Your objective
Take the line containing "Read all visible content and emit it as JSON." and all lines after it, through the end of the material, and repeat them exactly, pictures left out.

(Collected data entries)
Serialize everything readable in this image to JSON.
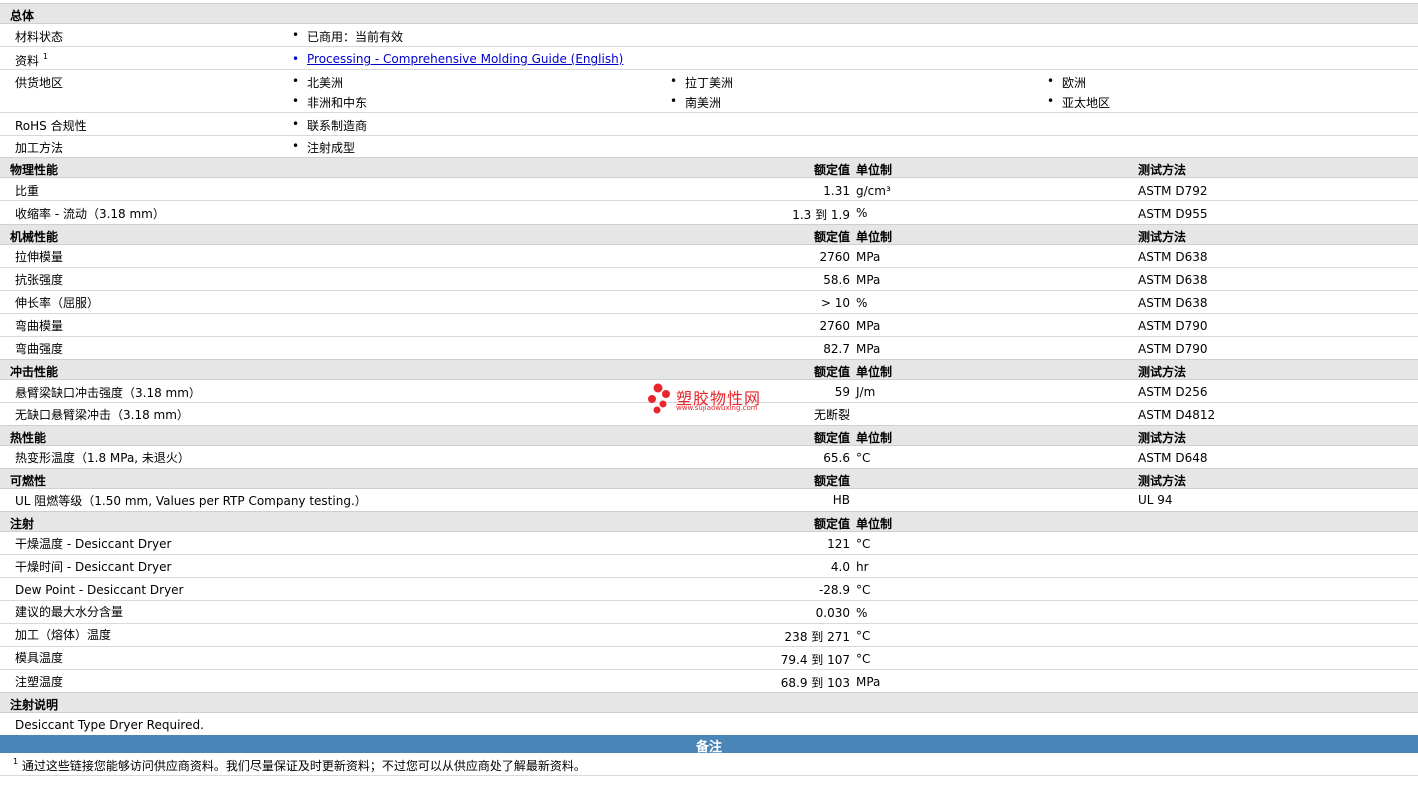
{
  "general": {
    "title": "总体",
    "status_label": "材料状态",
    "status_value": "已商用：当前有效",
    "docs_label": "资料",
    "docs_sup": "1",
    "docs_link": "Processing - Comprehensive Molding Guide (English)",
    "supply_label": "供货地区",
    "supply_regions": [
      "北美洲",
      "拉丁美洲",
      "欧洲",
      "非洲和中东",
      "南美洲",
      "亚太地区"
    ],
    "rohs_label": "RoHS 合规性",
    "rohs_value": "联系制造商",
    "method_label": "加工方法",
    "method_value": "注射成型"
  },
  "headers": {
    "value": "额定值",
    "unit": "单位制",
    "test": "测试方法"
  },
  "physical": {
    "title": "物理性能",
    "rows": [
      {
        "label": "比重",
        "value": "1.31",
        "unit": "g/cm³",
        "test": "ASTM D792"
      },
      {
        "label": "收缩率  - 流动（3.18 mm）",
        "value": "1.3 到  1.9",
        "unit": "%",
        "test": "ASTM D955"
      }
    ]
  },
  "mechanical": {
    "title": "机械性能",
    "rows": [
      {
        "label": "拉伸模量",
        "value": "2760",
        "unit": "MPa",
        "test": "ASTM D638"
      },
      {
        "label": "抗张强度",
        "value": "58.6",
        "unit": "MPa",
        "test": "ASTM D638"
      },
      {
        "label": "伸长率（屈服）",
        "value": "> 10",
        "unit": "%",
        "test": "ASTM D638"
      },
      {
        "label": "弯曲模量",
        "value": "2760",
        "unit": "MPa",
        "test": "ASTM D790"
      },
      {
        "label": "弯曲强度",
        "value": "82.7",
        "unit": "MPa",
        "test": "ASTM D790"
      }
    ]
  },
  "impact": {
    "title": "冲击性能",
    "rows": [
      {
        "label": "悬臂梁缺口冲击强度（3.18 mm）",
        "value": "59",
        "unit": "J/m",
        "test": "ASTM D256"
      },
      {
        "label": "无缺口悬臂梁冲击（3.18 mm）",
        "value": "无断裂",
        "unit": "",
        "test": "ASTM D4812"
      }
    ]
  },
  "thermal": {
    "title": "热性能",
    "rows": [
      {
        "label": "热变形温度（1.8 MPa, 未退火）",
        "value": "65.6",
        "unit": "°C",
        "test": "ASTM D648"
      }
    ]
  },
  "flammability": {
    "title": "可燃性",
    "rows": [
      {
        "label": "UL 阻燃等级（1.50 mm, Values per RTP Company testing.）",
        "value": "HB",
        "unit": "",
        "test": "UL 94"
      }
    ]
  },
  "injection": {
    "title": "注射",
    "rows": [
      {
        "label": "干燥温度  - Desiccant Dryer",
        "value": "121",
        "unit": "°C"
      },
      {
        "label": "干燥时间  - Desiccant Dryer",
        "value": "4.0",
        "unit": "hr"
      },
      {
        "label": "Dew Point - Desiccant Dryer",
        "value": "-28.9",
        "unit": "°C"
      },
      {
        "label": "建议的最大水分含量",
        "value": "0.030",
        "unit": "%"
      },
      {
        "label": "加工（熔体）温度",
        "value": "238 到  271",
        "unit": "°C"
      },
      {
        "label": "模具温度",
        "value": "79.4 到  107",
        "unit": "°C"
      },
      {
        "label": "注塑温度",
        "value": "68.9 到  103",
        "unit": "MPa"
      }
    ]
  },
  "injection_notes": {
    "title": "注射说明",
    "text": "Desiccant Type Dryer Required."
  },
  "notes": {
    "title": "备注",
    "sup": "1",
    "text": "通过这些链接您能够访问供应商资料。我们尽量保证及时更新资料；不过您可以从供应商处了解最新资料。"
  },
  "watermark": {
    "brand": "塑胶物性网",
    "url": "www.sujiaowuxing.com",
    "color": "#e8262d"
  },
  "colors": {
    "section_bg": "#e6e6e6",
    "note_header_bg": "#4a85b8",
    "link": "#0000cc"
  }
}
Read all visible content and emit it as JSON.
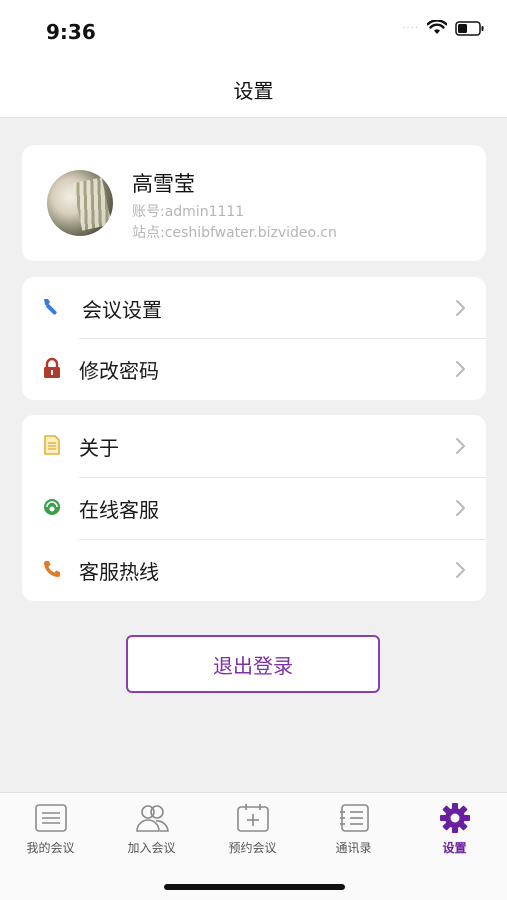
{
  "status_bar": {
    "time": "9:36",
    "signal": "····"
  },
  "header": {
    "title": "设置"
  },
  "profile": {
    "name": "高雪莹",
    "account": "账号:admin1111",
    "site": "站点:ceshibfwater.bizvideo.cn"
  },
  "menu_group_1": [
    {
      "label": "会议设置",
      "icon": "wrench-icon"
    },
    {
      "label": "修改密码",
      "icon": "lock-icon"
    }
  ],
  "menu_group_2": [
    {
      "label": "关于",
      "icon": "document-icon"
    },
    {
      "label": "在线客服",
      "icon": "chat-service-icon"
    },
    {
      "label": "客服热线",
      "icon": "phone-icon"
    }
  ],
  "logout": {
    "label": "退出登录"
  },
  "tabs": [
    {
      "label": "我的会议",
      "icon": "list-icon",
      "active": false
    },
    {
      "label": "加入会议",
      "icon": "people-icon",
      "active": false
    },
    {
      "label": "预约会议",
      "icon": "calendar-plus-icon",
      "active": false
    },
    {
      "label": "通讯录",
      "icon": "contacts-book-icon",
      "active": false
    },
    {
      "label": "设置",
      "icon": "gear-icon",
      "active": true
    }
  ],
  "colors": {
    "accent": "#7e2fa8",
    "background": "#f0f0f0",
    "wrench": "#3b7bd8",
    "lock": "#b03a2e",
    "document": "#e0b23a",
    "chat": "#3aa14a",
    "phone": "#e07b2a"
  }
}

Response to the task
Read all visible content and emit it as JSON.
{
  "status_bar": {
    "time": "9:36",
    "signal": "····"
  },
  "header": {
    "title": "设置"
  },
  "profile": {
    "name": "高雪莹",
    "account": "账号:admin1111",
    "site": "站点:ceshibfwater.bizvideo.cn"
  },
  "menu_group_1": [
    {
      "label": "会议设置",
      "icon": "wrench-icon"
    },
    {
      "label": "修改密码",
      "icon": "lock-icon"
    }
  ],
  "menu_group_2": [
    {
      "label": "关于",
      "icon": "document-icon"
    },
    {
      "label": "在线客服",
      "icon": "chat-service-icon"
    },
    {
      "label": "客服热线",
      "icon": "phone-icon"
    }
  ],
  "logout": {
    "label": "退出登录"
  },
  "tabs": [
    {
      "label": "我的会议",
      "icon": "list-icon",
      "active": false
    },
    {
      "label": "加入会议",
      "icon": "people-icon",
      "active": false
    },
    {
      "label": "预约会议",
      "icon": "calendar-plus-icon",
      "active": false
    },
    {
      "label": "通讯录",
      "icon": "contacts-book-icon",
      "active": false
    },
    {
      "label": "设置",
      "icon": "gear-icon",
      "active": true
    }
  ],
  "colors": {
    "accent": "#7e2fa8",
    "background": "#f0f0f0",
    "wrench": "#3b7bd8",
    "lock": "#b03a2e",
    "document": "#e0b23a",
    "chat": "#3aa14a",
    "phone": "#e07b2a"
  }
}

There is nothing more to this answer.